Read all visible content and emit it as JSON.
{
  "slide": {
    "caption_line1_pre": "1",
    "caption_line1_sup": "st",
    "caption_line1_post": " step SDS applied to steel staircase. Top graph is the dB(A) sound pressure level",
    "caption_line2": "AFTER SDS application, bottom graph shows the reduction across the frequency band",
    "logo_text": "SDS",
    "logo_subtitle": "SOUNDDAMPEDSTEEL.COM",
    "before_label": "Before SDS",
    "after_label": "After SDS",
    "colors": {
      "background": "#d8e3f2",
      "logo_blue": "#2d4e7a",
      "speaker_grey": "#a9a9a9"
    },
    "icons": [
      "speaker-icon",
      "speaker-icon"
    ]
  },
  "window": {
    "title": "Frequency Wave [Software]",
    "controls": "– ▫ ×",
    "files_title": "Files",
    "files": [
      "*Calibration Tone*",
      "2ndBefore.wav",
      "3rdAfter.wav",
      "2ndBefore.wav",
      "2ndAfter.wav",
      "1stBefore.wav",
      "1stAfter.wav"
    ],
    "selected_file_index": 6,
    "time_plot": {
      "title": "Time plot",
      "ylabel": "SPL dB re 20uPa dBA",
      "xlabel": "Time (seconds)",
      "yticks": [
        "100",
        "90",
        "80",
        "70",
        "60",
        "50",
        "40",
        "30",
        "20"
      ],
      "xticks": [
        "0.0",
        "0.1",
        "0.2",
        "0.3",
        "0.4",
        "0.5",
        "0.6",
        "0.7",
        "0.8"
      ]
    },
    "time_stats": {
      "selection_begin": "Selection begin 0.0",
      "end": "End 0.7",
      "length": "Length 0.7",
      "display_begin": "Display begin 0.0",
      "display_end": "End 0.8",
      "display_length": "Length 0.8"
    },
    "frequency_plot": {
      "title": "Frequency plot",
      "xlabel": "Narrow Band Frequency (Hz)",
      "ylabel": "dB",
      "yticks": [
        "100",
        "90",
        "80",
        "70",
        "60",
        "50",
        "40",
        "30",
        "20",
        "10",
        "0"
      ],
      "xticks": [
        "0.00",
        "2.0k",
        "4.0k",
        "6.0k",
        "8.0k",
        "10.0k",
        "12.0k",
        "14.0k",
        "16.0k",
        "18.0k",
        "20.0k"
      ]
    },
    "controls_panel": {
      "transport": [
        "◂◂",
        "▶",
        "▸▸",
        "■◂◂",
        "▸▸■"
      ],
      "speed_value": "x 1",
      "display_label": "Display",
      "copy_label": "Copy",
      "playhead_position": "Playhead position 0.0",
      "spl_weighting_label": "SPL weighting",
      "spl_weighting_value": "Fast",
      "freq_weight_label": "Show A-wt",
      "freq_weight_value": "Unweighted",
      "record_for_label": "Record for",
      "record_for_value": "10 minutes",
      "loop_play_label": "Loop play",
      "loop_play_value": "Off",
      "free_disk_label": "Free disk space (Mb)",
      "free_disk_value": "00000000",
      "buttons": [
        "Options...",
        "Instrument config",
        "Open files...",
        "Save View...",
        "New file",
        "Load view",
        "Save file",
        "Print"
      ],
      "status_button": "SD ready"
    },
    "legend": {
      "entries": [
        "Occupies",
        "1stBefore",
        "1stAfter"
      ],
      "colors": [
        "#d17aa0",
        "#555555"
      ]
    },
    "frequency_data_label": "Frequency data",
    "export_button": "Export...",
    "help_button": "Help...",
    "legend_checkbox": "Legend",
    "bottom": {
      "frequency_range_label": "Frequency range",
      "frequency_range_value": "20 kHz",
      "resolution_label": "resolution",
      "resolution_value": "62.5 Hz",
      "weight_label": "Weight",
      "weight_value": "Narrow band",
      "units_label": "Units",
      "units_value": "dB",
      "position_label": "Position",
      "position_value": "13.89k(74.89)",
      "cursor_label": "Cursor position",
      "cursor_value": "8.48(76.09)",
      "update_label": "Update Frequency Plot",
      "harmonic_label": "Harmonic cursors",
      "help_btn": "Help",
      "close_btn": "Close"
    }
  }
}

====

### Given problem
Gather each line in the entries above where the string "bottom" is found.

### Response
    "caption_line2": "AFTER SDS application, bottom graph shows the reduction across the frequency band",
    "bottom": {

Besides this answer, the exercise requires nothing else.